### WHAT IS NEEDED:
Tally the lines in the listing below that include "color". Answer with the count and nothing more.
═════ ENTRIES PROVIDED
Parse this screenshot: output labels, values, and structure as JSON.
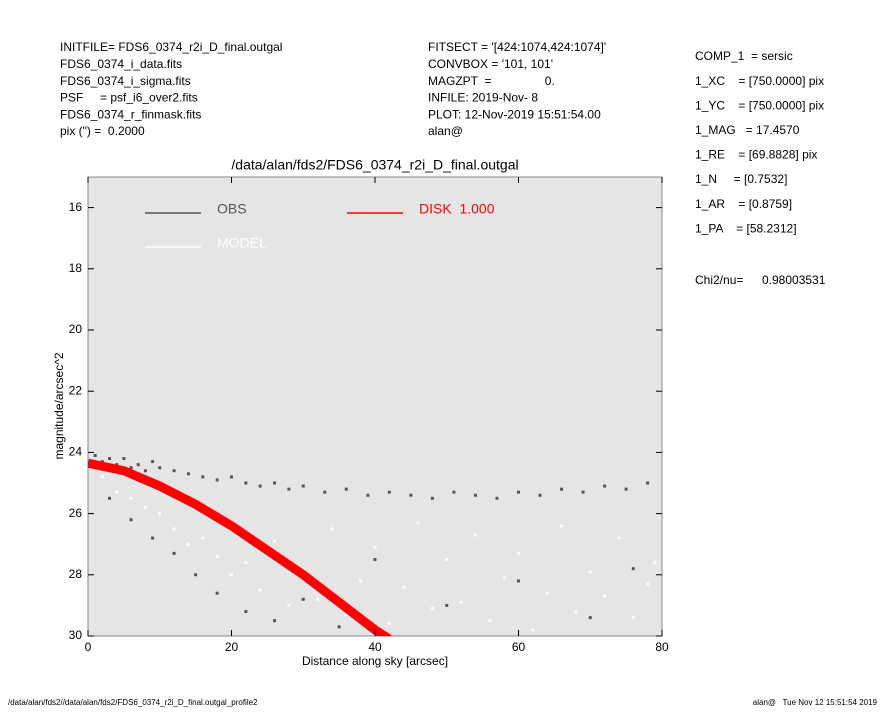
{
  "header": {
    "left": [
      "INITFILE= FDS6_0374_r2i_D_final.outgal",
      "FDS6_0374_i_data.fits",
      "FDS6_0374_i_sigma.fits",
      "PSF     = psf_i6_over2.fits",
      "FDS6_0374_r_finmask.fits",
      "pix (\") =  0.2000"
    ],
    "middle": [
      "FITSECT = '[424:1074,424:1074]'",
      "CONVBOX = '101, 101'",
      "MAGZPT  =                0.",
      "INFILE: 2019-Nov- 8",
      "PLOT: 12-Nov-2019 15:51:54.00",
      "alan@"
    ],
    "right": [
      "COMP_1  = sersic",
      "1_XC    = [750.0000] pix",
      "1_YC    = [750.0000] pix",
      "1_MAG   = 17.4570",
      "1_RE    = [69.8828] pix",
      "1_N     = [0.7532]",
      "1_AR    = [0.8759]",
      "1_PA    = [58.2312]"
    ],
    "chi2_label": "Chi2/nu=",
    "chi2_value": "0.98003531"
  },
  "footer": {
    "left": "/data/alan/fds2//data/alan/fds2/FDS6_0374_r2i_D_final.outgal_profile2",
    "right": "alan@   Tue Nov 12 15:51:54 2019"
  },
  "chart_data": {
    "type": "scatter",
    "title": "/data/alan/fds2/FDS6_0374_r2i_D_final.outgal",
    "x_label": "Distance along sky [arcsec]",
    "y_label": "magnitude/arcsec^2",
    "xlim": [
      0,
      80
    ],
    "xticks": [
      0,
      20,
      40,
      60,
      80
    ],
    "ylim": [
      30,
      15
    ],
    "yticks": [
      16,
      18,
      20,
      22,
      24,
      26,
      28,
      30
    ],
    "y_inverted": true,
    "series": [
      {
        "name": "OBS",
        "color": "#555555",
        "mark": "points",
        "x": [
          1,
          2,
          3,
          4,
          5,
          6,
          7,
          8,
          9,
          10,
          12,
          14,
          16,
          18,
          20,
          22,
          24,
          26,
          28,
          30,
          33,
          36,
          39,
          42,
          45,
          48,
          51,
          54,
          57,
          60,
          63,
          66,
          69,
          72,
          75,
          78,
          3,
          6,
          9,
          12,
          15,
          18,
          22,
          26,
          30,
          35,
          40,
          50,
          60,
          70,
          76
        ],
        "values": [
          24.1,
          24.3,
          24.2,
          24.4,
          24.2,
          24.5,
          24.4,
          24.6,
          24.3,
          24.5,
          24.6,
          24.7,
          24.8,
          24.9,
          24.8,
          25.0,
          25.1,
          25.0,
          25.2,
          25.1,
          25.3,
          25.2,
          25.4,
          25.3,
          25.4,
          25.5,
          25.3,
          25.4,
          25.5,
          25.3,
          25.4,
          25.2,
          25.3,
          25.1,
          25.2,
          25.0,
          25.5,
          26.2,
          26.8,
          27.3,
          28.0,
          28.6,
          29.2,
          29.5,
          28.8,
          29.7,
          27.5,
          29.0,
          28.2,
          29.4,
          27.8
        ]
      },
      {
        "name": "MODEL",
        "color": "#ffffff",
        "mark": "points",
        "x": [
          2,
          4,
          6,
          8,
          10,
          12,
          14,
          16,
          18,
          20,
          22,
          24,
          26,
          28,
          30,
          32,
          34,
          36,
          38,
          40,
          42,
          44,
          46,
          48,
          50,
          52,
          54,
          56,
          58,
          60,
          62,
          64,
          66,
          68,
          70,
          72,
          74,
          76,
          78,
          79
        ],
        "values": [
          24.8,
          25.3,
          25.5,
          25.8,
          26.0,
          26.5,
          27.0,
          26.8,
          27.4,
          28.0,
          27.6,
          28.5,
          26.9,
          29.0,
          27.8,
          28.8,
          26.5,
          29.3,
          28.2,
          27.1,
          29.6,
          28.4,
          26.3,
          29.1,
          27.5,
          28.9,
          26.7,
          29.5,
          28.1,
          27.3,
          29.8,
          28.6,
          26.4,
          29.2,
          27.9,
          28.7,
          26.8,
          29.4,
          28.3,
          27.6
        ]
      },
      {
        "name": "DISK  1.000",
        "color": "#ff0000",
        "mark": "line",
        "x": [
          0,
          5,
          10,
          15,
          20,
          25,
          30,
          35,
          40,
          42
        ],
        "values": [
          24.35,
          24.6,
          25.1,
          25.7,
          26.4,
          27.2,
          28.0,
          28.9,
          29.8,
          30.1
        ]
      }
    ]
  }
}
══════════
### WRITTEN REPLY:
3